=== WHAT IS ASKED ===
Quote all of the data below exactly, please.

=== TASK INPUT ===
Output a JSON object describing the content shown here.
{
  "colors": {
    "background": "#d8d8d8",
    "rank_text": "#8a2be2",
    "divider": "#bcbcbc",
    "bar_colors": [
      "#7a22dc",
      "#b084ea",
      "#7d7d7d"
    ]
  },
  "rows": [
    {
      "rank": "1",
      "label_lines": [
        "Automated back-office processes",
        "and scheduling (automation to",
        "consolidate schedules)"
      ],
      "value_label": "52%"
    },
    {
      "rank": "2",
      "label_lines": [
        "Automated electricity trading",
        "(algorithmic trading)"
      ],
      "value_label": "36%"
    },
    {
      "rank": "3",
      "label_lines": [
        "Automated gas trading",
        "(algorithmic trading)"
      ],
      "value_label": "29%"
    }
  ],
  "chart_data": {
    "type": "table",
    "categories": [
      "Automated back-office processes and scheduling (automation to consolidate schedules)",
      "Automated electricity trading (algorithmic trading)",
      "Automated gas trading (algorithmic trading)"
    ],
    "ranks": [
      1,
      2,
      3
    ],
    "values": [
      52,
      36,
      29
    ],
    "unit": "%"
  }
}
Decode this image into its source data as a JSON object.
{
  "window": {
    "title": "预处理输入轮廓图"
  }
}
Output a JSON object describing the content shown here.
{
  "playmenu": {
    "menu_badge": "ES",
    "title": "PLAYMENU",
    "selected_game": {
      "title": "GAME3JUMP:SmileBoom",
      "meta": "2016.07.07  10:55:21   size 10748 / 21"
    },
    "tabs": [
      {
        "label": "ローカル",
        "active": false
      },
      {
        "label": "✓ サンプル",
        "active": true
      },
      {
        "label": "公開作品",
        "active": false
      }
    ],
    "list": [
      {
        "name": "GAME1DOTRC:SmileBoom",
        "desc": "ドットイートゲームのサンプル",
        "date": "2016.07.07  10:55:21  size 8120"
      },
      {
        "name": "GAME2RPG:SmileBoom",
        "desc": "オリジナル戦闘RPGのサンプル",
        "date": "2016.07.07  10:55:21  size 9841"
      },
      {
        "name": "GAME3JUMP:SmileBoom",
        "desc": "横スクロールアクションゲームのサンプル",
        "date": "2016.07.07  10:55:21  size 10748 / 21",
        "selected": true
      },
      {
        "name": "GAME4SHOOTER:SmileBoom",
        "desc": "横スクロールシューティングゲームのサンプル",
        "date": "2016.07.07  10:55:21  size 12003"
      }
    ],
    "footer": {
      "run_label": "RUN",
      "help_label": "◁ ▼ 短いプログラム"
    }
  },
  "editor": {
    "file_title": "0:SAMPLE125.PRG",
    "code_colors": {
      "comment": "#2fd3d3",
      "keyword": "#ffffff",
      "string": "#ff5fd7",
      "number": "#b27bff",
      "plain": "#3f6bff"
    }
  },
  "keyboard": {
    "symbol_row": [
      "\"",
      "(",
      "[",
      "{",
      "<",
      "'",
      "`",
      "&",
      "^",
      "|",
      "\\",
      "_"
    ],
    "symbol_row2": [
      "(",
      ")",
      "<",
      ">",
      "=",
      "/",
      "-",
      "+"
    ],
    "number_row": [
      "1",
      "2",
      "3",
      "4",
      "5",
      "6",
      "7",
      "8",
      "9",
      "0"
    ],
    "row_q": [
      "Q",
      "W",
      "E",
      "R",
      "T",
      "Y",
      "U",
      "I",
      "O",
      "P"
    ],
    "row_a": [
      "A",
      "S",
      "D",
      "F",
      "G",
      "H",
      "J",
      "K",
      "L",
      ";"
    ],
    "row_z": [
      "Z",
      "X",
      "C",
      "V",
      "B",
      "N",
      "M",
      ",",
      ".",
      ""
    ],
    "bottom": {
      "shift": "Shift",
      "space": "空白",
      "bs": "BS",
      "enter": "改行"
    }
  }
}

=== SOLUTION TO THE PROBLEM ===
Output a JSON object describing the content shown here.
{
  "colors": {
    "background": "#d8d8d8",
    "rank_text": "#8a2be2",
    "divider": "#bcbcbc",
    "bar_colors": [
      "#7a22dc",
      "#b084ea",
      "#7d7d7d"
    ]
  },
  "rows": [
    {
      "rank": "1",
      "label_lines": [
        "Automated back-office processes",
        "and scheduling (automation to",
        "consolidate schedules)"
      ],
      "value_label": "52%"
    },
    {
      "rank": "2",
      "label_lines": [
        "Automated electricity trading",
        "(algorithmic trading)"
      ],
      "value_label": "36%"
    },
    {
      "rank": "3",
      "label_lines": [
        "Automated gas trading",
        "(algorithmic trading)"
      ],
      "value_label": "29%"
    }
  ],
  "chart_data": {
    "type": "table",
    "categories": [
      "Automated back-office processes and scheduling (automation to consolidate schedules)",
      "Automated electricity trading (algorithmic trading)",
      "Automated gas trading (algorithmic trading)"
    ],
    "ranks": [
      1,
      2,
      3
    ],
    "values": [
      52,
      36,
      29
    ],
    "unit": "%"
  }
}
Decode this image into its source data as a JSON object.
{
  "window": {
    "title": "预处理输入轮廓图"
  }
}
Output a JSON object describing the content shown here.
{
  "playmenu": {
    "menu_badge": "ES",
    "title": "PLAYMENU",
    "selected_game": {
      "title": "GAME3JUMP:SmileBoom",
      "meta": "2016.07.07  10:55:21   size 10748 / 21"
    },
    "tabs": [
      {
        "label": "ローカル",
        "active": false
      },
      {
        "label": "✓ サンプル",
        "active": true
      },
      {
        "label": "公開作品",
        "active": false
      }
    ],
    "list": [
      {
        "name": "GAME1DOTRC:SmileBoom",
        "desc": "ドットイートゲームのサンプル",
        "date": "2016.07.07  10:55:21  size 8120"
      },
      {
        "name": "GAME2RPG:SmileBoom",
        "desc": "オリジナル戦闘RPGのサンプル",
        "date": "2016.07.07  10:55:21  size 9841"
      },
      {
        "name": "GAME3JUMP:SmileBoom",
        "desc": "横スクロールアクションゲームのサンプル",
        "date": "2016.07.07  10:55:21  size 10748 / 21",
        "selected": true
      },
      {
        "name": "GAME4SHOOTER:SmileBoom",
        "desc": "横スクロールシューティングゲームのサンプル",
        "date": "2016.07.07  10:55:21  size 12003"
      }
    ],
    "footer": {
      "run_label": "RUN",
      "help_label": "◁ ▼ 短いプログラム"
    }
  },
  "editor": {
    "file_title": "0:SAMPLE125.PRG",
    "code_colors": {
      "comment": "#2fd3d3",
      "keyword": "#ffffff",
      "string": "#ff5fd7",
      "number": "#b27bff",
      "plain": "#3f6bff"
    }
  },
  "keyboard": {
    "symbol_row": [
      "\"",
      "(",
      "[",
      "{",
      "<",
      "'",
      "`",
      "&",
      "^",
      "|",
      "\\",
      "_"
    ],
    "symbol_row2": [
      "(",
      ")",
      "<",
      ">",
      "=",
      "/",
      "-",
      "+"
    ],
    "number_row": [
      "1",
      "2",
      "3",
      "4",
      "5",
      "6",
      "7",
      "8",
      "9",
      "0"
    ],
    "row_q": [
      "Q",
      "W",
      "E",
      "R",
      "T",
      "Y",
      "U",
      "I",
      "O",
      "P"
    ],
    "row_a": [
      "A",
      "S",
      "D",
      "F",
      "G",
      "H",
      "J",
      "K",
      "L",
      ";"
    ],
    "row_z": [
      "Z",
      "X",
      "C",
      "V",
      "B",
      "N",
      "M",
      ",",
      ".",
      ""
    ],
    "bottom": {
      "shift": "Shift",
      "space": "空白",
      "bs": "BS",
      "enter": "改行"
    }
  }
}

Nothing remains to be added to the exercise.